Quote, word for word, every line starting at the line that contains "Reverse-engineer this chart into JSON." and ending with the last line of the records; include both of these lines and no others.

- - -

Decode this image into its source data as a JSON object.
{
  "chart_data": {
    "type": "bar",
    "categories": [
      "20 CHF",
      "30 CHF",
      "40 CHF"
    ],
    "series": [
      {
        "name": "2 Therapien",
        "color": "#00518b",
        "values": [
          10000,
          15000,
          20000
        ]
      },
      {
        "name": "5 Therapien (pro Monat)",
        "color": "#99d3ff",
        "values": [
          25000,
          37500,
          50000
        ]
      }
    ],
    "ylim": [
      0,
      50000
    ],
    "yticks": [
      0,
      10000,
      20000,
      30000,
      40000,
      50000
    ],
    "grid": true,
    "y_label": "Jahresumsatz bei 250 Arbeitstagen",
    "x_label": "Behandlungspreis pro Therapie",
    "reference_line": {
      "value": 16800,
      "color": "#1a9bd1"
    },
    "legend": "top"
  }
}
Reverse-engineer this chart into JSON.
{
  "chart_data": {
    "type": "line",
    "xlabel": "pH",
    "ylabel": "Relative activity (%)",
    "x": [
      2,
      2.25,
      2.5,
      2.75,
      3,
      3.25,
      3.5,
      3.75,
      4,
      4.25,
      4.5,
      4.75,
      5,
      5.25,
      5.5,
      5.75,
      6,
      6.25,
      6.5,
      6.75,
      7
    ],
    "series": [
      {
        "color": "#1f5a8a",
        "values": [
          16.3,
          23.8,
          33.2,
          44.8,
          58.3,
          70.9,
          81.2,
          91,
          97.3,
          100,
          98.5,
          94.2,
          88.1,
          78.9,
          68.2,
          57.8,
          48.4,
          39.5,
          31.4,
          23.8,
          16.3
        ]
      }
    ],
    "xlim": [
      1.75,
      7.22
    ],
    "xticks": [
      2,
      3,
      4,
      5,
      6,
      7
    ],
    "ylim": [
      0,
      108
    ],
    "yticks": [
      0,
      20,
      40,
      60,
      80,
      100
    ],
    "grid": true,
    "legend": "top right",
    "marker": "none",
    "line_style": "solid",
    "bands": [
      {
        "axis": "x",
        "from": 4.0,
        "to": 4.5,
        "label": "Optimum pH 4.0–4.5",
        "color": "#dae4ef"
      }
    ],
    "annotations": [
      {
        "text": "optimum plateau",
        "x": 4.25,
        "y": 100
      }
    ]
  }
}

- - -

# Task result:
Reverse-engineer this chart into JSON.
{
  "chart_data": {
    "type": "line",
    "xlabel": "pH",
    "ylabel": "Relative activity (%)",
    "x": [
      2,
      2.25,
      2.5,
      2.75,
      3,
      3.25,
      3.5,
      3.75,
      4,
      4.25,
      4.5,
      4.75,
      5,
      5.25,
      5.5,
      5.75,
      6,
      6.25,
      6.5,
      6.75,
      7
    ],
    "series": [
      {
        "color": "#1f5a8a",
        "values": [
          16.3,
          23.8,
          33.2,
          44.8,
          58.3,
          70.9,
          81.2,
          91,
          97.3,
          100,
          98.5,
          94.2,
          88.1,
          78.9,
          68.2,
          57.8,
          48.4,
          39.5,
          31.4,
          23.8,
          16.3
        ]
      }
    ],
    "xlim": [
      1.75,
      7.22
    ],
    "xticks": [
      2,
      3,
      4,
      5,
      6,
      7
    ],
    "ylim": [
      0,
      108
    ],
    "yticks": [
      0,
      20,
      40,
      60,
      80,
      100
    ],
    "grid": true,
    "legend": "top right",
    "marker": "none",
    "line_style": "solid",
    "bands": [
      {
        "axis": "x",
        "from": 4.0,
        "to": 4.5,
        "label": "Optimum pH 4.0–4.5",
        "color": "#dae4ef"
      }
    ],
    "annotations": [
      {
        "text": "optimum plateau",
        "x": 4.25,
        "y": 100
      }
    ]
  }
}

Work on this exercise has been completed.